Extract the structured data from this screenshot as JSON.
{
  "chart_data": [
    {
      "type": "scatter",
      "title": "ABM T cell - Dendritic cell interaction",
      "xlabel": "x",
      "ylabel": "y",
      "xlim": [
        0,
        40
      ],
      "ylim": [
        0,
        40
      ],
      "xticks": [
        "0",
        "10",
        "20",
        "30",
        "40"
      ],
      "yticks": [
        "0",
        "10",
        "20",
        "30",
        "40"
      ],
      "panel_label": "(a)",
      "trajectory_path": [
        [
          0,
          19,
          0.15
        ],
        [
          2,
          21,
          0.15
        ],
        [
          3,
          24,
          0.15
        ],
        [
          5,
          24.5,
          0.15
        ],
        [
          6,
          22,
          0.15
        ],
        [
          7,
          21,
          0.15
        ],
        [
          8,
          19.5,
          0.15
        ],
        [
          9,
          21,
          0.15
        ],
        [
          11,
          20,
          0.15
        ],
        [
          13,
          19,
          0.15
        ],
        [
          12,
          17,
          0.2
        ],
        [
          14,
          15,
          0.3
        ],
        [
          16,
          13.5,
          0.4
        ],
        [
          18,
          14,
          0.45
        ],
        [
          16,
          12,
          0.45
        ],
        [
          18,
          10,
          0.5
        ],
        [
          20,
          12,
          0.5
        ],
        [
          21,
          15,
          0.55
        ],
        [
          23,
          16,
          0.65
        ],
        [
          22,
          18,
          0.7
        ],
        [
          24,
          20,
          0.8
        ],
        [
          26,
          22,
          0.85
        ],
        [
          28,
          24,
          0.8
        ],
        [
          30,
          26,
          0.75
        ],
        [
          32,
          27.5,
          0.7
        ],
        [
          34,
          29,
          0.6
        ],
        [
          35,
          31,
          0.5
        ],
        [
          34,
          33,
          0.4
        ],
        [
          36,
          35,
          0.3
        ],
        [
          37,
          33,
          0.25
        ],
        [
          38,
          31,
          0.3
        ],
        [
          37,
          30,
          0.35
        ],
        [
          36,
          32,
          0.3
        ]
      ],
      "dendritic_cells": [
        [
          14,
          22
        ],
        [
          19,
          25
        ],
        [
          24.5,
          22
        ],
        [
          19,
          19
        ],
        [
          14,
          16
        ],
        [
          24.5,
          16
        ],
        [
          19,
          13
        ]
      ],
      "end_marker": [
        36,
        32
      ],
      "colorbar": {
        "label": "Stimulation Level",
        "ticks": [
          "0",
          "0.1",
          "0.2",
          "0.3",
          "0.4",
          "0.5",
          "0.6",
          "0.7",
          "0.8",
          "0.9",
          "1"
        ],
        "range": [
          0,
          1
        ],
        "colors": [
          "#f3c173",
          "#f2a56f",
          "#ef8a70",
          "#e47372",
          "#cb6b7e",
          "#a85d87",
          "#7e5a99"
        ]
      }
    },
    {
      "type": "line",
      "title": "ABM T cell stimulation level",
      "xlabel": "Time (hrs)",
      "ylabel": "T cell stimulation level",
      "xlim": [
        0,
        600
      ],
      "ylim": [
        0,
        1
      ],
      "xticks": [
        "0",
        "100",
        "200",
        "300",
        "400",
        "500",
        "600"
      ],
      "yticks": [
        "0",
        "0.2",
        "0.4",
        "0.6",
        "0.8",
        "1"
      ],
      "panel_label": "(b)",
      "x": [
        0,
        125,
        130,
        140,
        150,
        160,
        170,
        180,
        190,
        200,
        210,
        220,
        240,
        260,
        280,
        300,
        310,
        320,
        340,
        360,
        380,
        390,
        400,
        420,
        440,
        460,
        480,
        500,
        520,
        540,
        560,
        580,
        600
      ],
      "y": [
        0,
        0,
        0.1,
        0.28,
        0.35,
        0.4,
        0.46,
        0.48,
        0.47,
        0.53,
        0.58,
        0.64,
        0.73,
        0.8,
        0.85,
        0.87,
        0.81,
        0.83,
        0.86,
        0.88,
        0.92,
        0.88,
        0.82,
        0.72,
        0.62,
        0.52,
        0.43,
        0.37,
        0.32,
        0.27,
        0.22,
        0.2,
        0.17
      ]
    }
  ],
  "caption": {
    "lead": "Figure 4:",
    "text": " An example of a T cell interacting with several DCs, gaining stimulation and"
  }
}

☆ ☆ ☆

Using the entries above, please restate each one word for word.

Extract the structured data from this screenshot as JSON.
{
  "chart_data": [
    {
      "type": "scatter",
      "title": "ABM T cell - Dendritic cell interaction",
      "xlabel": "x",
      "ylabel": "y",
      "xlim": [
        0,
        40
      ],
      "ylim": [
        0,
        40
      ],
      "xticks": [
        "0",
        "10",
        "20",
        "30",
        "40"
      ],
      "yticks": [
        "0",
        "10",
        "20",
        "30",
        "40"
      ],
      "panel_label": "(a)",
      "trajectory_path": [
        [
          0,
          19,
          0.15
        ],
        [
          2,
          21,
          0.15
        ],
        [
          3,
          24,
          0.15
        ],
        [
          5,
          24.5,
          0.15
        ],
        [
          6,
          22,
          0.15
        ],
        [
          7,
          21,
          0.15
        ],
        [
          8,
          19.5,
          0.15
        ],
        [
          9,
          21,
          0.15
        ],
        [
          11,
          20,
          0.15
        ],
        [
          13,
          19,
          0.15
        ],
        [
          12,
          17,
          0.2
        ],
        [
          14,
          15,
          0.3
        ],
        [
          16,
          13.5,
          0.4
        ],
        [
          18,
          14,
          0.45
        ],
        [
          16,
          12,
          0.45
        ],
        [
          18,
          10,
          0.5
        ],
        [
          20,
          12,
          0.5
        ],
        [
          21,
          15,
          0.55
        ],
        [
          23,
          16,
          0.65
        ],
        [
          22,
          18,
          0.7
        ],
        [
          24,
          20,
          0.8
        ],
        [
          26,
          22,
          0.85
        ],
        [
          28,
          24,
          0.8
        ],
        [
          30,
          26,
          0.75
        ],
        [
          32,
          27.5,
          0.7
        ],
        [
          34,
          29,
          0.6
        ],
        [
          35,
          31,
          0.5
        ],
        [
          34,
          33,
          0.4
        ],
        [
          36,
          35,
          0.3
        ],
        [
          37,
          33,
          0.25
        ],
        [
          38,
          31,
          0.3
        ],
        [
          37,
          30,
          0.35
        ],
        [
          36,
          32,
          0.3
        ]
      ],
      "dendritic_cells": [
        [
          14,
          22
        ],
        [
          19,
          25
        ],
        [
          24.5,
          22
        ],
        [
          19,
          19
        ],
        [
          14,
          16
        ],
        [
          24.5,
          16
        ],
        [
          19,
          13
        ]
      ],
      "end_marker": [
        36,
        32
      ],
      "colorbar": {
        "label": "Stimulation Level",
        "ticks": [
          "0",
          "0.1",
          "0.2",
          "0.3",
          "0.4",
          "0.5",
          "0.6",
          "0.7",
          "0.8",
          "0.9",
          "1"
        ],
        "range": [
          0,
          1
        ],
        "colors": [
          "#f3c173",
          "#f2a56f",
          "#ef8a70",
          "#e47372",
          "#cb6b7e",
          "#a85d87",
          "#7e5a99"
        ]
      }
    },
    {
      "type": "line",
      "title": "ABM T cell stimulation level",
      "xlabel": "Time (hrs)",
      "ylabel": "T cell stimulation level",
      "xlim": [
        0,
        600
      ],
      "ylim": [
        0,
        1
      ],
      "xticks": [
        "0",
        "100",
        "200",
        "300",
        "400",
        "500",
        "600"
      ],
      "yticks": [
        "0",
        "0.2",
        "0.4",
        "0.6",
        "0.8",
        "1"
      ],
      "panel_label": "(b)",
      "x": [
        0,
        125,
        130,
        140,
        150,
        160,
        170,
        180,
        190,
        200,
        210,
        220,
        240,
        260,
        280,
        300,
        310,
        320,
        340,
        360,
        380,
        390,
        400,
        420,
        440,
        460,
        480,
        500,
        520,
        540,
        560,
        580,
        600
      ],
      "y": [
        0,
        0,
        0.1,
        0.28,
        0.35,
        0.4,
        0.46,
        0.48,
        0.47,
        0.53,
        0.58,
        0.64,
        0.73,
        0.8,
        0.85,
        0.87,
        0.81,
        0.83,
        0.86,
        0.88,
        0.92,
        0.88,
        0.82,
        0.72,
        0.62,
        0.52,
        0.43,
        0.37,
        0.32,
        0.27,
        0.22,
        0.2,
        0.17
      ]
    }
  ],
  "caption": {
    "lead": "Figure 4:",
    "text": " An example of a T cell interacting with several DCs, gaining stimulation and"
  }
}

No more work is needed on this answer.